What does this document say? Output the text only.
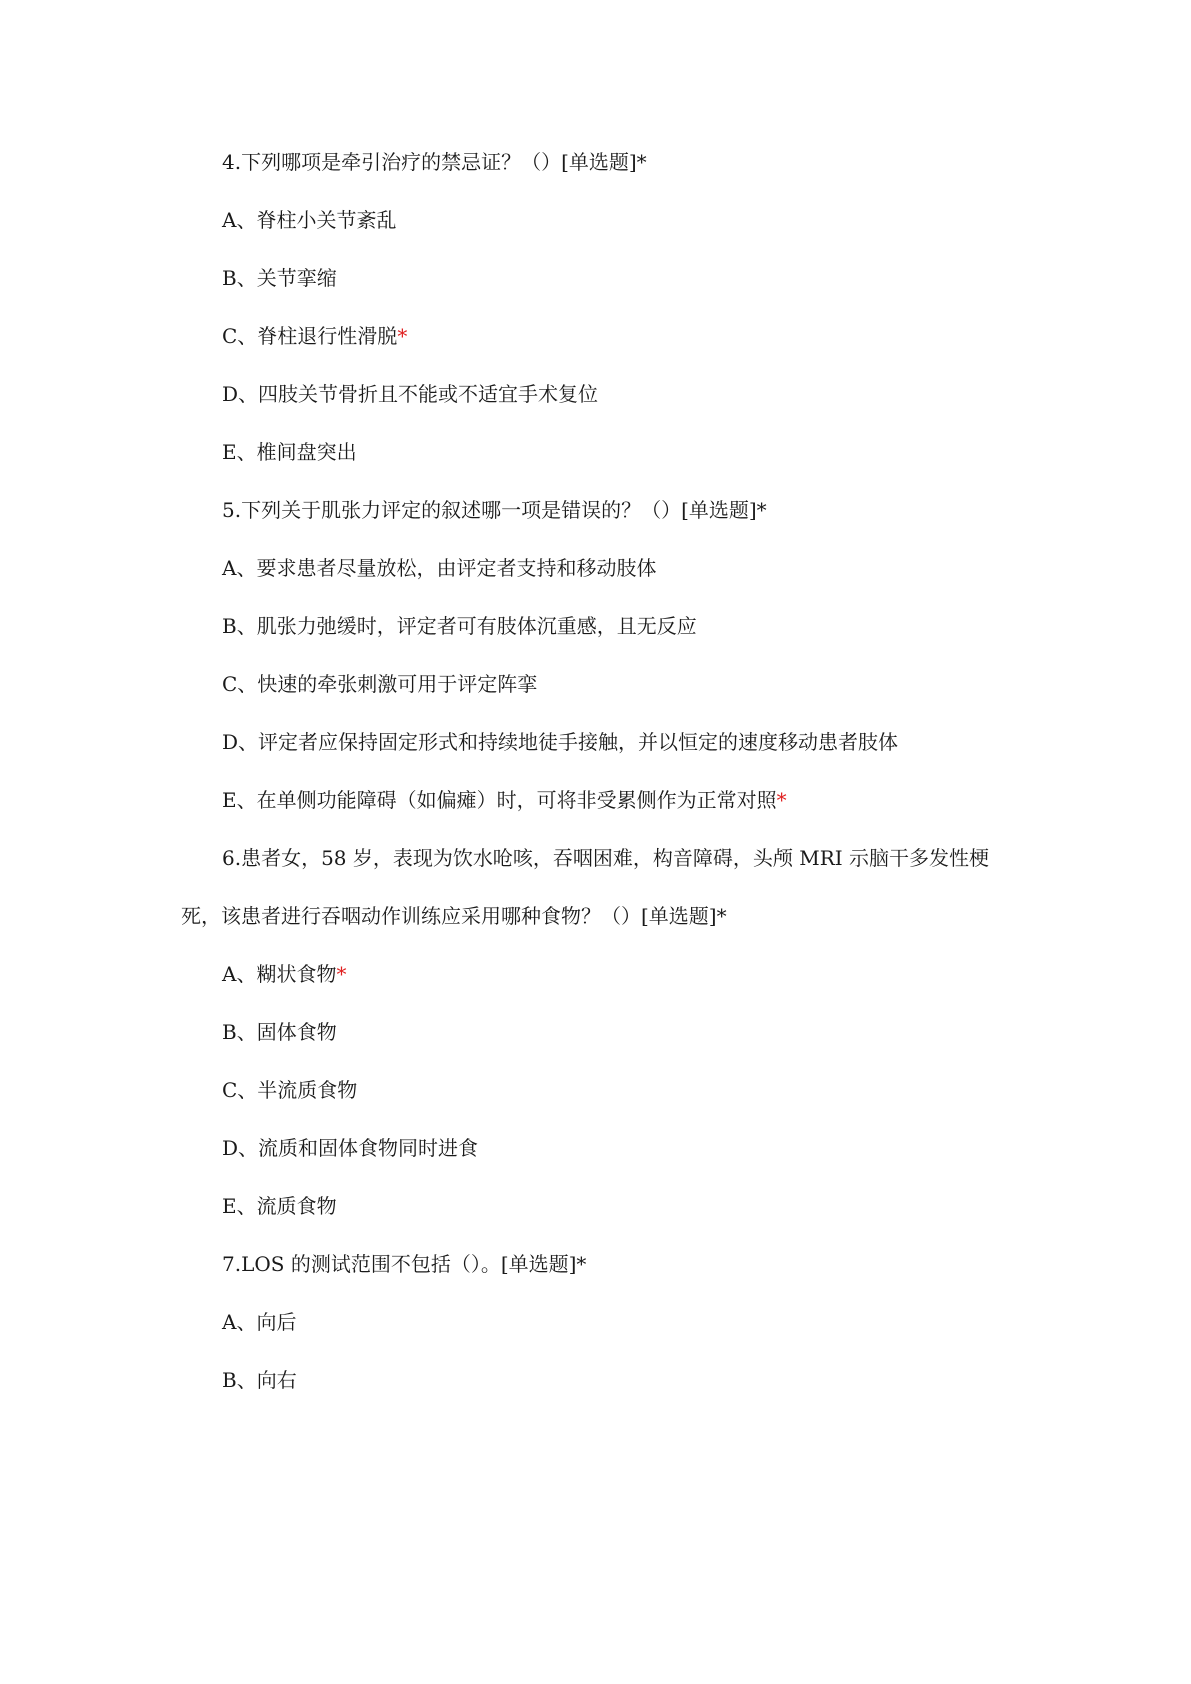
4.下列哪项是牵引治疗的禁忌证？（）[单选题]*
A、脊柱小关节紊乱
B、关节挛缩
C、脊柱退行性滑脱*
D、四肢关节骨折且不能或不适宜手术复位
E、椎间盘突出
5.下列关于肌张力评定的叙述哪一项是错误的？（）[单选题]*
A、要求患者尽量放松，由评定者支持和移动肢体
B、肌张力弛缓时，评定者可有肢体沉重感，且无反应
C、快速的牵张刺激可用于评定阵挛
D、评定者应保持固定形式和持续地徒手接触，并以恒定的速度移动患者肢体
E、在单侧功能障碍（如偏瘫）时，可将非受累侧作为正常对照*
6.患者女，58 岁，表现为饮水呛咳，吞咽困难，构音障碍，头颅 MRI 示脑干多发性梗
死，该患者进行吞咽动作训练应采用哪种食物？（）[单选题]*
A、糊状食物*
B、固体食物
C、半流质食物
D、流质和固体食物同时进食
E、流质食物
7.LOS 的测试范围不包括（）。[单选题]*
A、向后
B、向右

※ ※ ※

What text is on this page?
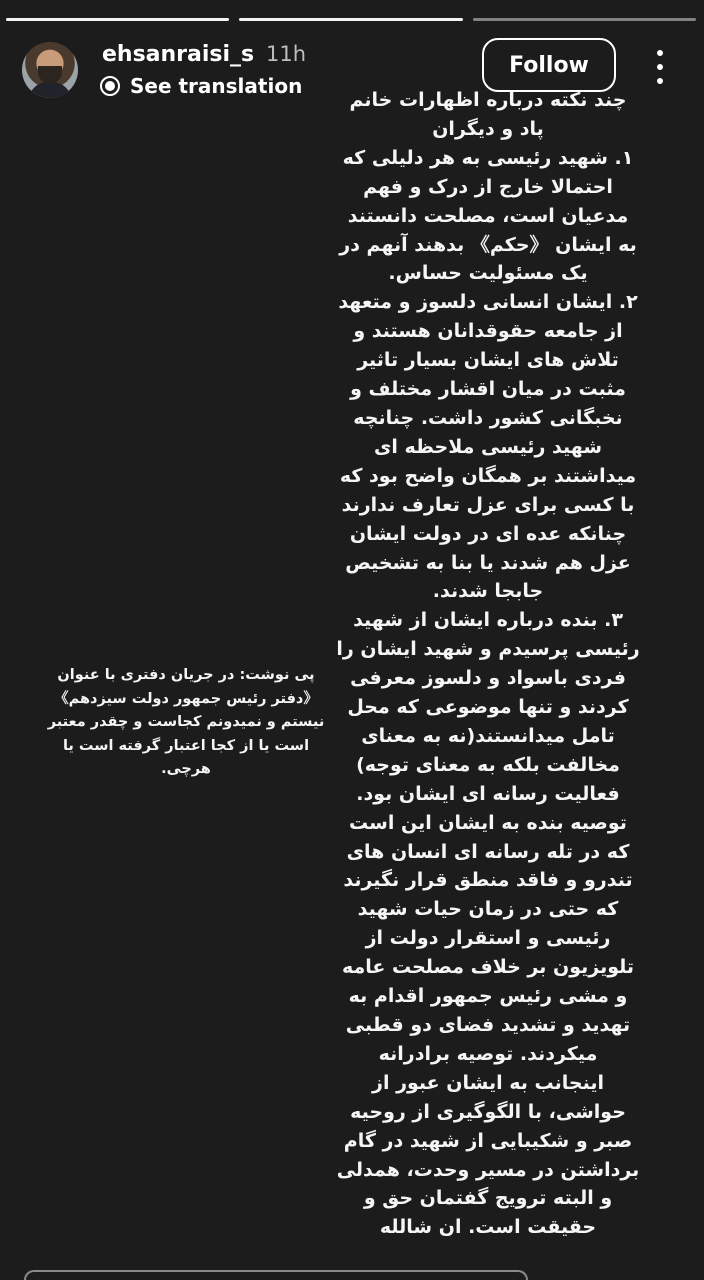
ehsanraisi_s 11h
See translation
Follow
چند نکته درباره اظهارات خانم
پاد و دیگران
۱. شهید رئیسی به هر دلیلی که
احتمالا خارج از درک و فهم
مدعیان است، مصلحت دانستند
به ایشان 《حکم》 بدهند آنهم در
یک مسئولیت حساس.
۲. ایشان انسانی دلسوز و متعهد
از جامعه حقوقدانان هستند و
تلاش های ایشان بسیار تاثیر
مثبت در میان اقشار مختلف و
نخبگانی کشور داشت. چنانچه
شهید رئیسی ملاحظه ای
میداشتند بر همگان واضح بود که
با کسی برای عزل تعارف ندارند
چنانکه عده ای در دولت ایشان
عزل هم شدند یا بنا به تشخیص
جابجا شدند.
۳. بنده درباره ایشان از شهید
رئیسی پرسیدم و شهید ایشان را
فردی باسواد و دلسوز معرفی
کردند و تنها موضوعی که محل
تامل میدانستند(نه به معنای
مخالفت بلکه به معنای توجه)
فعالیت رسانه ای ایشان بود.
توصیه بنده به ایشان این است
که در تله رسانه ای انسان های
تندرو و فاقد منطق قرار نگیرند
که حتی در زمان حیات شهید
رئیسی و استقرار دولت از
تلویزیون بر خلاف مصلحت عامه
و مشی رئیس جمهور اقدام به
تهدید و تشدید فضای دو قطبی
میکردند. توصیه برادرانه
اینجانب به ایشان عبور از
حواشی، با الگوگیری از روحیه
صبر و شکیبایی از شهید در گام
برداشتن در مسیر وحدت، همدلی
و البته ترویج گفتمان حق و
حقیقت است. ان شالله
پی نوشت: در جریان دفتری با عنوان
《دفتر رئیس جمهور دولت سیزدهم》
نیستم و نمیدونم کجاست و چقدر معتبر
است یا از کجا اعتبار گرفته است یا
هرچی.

※ ※ ※

Using the records above, say how many lines include the string "بنده". Only the number is wanted.

2